**What to do:** Please copy the records word for word, starting at their first line and ending after the line that contains "annotation-pointer [247,233,283,259]".

**Element location data:**

"""

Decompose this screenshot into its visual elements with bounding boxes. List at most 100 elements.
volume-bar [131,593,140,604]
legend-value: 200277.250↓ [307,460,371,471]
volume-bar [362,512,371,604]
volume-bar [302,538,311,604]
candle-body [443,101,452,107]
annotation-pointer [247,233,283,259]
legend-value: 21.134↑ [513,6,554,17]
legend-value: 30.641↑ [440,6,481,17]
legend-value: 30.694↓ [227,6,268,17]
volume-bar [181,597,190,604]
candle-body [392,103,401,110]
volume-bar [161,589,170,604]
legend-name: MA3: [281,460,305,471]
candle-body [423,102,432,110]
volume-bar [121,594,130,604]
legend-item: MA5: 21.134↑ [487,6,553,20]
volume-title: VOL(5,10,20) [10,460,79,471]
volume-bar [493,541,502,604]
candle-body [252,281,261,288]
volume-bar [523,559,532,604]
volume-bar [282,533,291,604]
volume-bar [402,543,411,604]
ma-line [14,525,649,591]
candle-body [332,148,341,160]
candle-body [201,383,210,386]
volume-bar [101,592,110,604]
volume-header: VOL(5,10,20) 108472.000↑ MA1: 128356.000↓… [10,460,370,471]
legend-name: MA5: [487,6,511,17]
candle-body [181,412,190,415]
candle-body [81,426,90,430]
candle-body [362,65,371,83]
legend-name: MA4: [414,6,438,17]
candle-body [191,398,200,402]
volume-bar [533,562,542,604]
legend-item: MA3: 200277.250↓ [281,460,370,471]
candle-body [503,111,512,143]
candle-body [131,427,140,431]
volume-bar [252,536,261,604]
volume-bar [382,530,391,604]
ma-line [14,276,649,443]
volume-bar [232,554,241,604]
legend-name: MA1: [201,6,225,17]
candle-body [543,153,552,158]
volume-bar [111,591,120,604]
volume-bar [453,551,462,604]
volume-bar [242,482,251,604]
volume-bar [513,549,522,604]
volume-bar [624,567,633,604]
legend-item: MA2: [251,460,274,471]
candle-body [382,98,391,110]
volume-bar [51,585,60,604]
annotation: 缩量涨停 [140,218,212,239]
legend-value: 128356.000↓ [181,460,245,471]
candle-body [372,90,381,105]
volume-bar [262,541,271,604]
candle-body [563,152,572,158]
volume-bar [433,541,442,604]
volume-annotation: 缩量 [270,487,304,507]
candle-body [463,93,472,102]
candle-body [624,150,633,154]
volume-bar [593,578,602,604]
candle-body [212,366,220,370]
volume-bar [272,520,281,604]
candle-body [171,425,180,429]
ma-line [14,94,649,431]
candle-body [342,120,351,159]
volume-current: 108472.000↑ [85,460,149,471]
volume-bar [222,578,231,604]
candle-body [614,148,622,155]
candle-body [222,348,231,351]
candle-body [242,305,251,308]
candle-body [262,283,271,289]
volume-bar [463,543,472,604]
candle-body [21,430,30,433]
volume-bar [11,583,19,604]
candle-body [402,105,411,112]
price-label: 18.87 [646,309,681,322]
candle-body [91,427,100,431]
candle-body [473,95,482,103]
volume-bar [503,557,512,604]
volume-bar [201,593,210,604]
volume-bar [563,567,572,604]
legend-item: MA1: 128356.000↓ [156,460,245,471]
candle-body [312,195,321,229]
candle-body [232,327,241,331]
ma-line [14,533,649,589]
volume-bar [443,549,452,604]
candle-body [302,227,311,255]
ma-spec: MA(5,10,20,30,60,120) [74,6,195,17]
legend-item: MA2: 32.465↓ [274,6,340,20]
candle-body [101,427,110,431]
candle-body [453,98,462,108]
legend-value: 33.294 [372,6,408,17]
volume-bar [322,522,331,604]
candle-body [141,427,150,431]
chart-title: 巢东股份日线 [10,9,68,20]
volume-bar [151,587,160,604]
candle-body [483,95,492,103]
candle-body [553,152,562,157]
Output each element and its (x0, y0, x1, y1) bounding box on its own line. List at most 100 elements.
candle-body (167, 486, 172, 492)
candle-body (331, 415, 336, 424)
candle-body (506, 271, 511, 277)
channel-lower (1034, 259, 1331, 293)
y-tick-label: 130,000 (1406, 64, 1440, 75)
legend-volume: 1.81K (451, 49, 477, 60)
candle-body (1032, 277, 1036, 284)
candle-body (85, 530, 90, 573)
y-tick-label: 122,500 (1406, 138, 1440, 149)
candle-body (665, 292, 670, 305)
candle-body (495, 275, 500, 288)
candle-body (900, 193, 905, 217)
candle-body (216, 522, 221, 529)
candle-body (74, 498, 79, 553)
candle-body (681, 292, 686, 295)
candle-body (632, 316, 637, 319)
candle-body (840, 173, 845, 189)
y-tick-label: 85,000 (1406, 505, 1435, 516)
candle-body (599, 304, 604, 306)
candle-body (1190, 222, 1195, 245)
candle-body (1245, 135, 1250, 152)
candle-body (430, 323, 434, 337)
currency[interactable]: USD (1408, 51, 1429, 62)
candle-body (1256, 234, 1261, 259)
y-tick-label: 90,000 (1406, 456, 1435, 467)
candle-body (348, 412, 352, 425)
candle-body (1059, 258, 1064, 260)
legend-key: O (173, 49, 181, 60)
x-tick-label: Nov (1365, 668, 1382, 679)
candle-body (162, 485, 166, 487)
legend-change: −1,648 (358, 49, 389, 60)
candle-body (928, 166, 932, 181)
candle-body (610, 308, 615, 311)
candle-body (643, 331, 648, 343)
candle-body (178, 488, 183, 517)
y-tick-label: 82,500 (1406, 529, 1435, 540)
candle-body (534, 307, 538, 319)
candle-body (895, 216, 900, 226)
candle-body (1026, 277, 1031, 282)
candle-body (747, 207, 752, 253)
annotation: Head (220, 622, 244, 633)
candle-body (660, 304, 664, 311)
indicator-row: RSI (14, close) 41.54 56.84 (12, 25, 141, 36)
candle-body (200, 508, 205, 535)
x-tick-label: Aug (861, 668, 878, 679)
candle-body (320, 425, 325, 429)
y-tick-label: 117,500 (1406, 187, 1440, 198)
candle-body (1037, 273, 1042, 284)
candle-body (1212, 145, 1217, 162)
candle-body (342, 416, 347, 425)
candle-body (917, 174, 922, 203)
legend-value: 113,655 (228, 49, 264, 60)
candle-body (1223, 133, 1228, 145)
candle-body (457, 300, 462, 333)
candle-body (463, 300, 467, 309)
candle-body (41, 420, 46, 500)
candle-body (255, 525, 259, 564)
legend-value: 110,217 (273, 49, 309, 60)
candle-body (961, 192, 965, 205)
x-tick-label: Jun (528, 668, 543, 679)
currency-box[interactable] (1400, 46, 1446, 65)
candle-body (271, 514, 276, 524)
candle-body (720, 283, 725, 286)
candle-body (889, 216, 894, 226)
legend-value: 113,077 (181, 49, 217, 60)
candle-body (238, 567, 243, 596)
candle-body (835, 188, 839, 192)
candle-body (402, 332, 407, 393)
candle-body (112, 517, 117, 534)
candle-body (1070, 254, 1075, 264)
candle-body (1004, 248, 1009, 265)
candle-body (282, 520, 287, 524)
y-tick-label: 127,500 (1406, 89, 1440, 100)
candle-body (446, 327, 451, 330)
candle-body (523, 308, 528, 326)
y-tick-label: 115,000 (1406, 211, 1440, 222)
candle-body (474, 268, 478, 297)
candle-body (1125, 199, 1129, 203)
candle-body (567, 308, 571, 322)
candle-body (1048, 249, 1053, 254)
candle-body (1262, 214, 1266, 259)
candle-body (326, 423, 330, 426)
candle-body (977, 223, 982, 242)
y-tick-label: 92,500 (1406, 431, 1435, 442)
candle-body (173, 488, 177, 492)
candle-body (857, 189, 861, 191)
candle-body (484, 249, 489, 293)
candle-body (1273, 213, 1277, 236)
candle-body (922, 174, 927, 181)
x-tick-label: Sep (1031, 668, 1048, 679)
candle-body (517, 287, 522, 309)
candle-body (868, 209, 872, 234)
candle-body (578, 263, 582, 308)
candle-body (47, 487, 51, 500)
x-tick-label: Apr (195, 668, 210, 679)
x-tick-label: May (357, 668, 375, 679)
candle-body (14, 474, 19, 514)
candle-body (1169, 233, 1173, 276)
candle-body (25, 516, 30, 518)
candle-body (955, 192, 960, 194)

"""

**Correct response:**
Decompose this screenshot into its visual elements with bounding boxes. List at most 100 elements.
volume-bar [131,593,140,604]
legend-value: 200277.250↓ [307,460,371,471]
volume-bar [362,512,371,604]
volume-bar [302,538,311,604]
candle-body [443,101,452,107]
annotation-pointer [247,233,283,259]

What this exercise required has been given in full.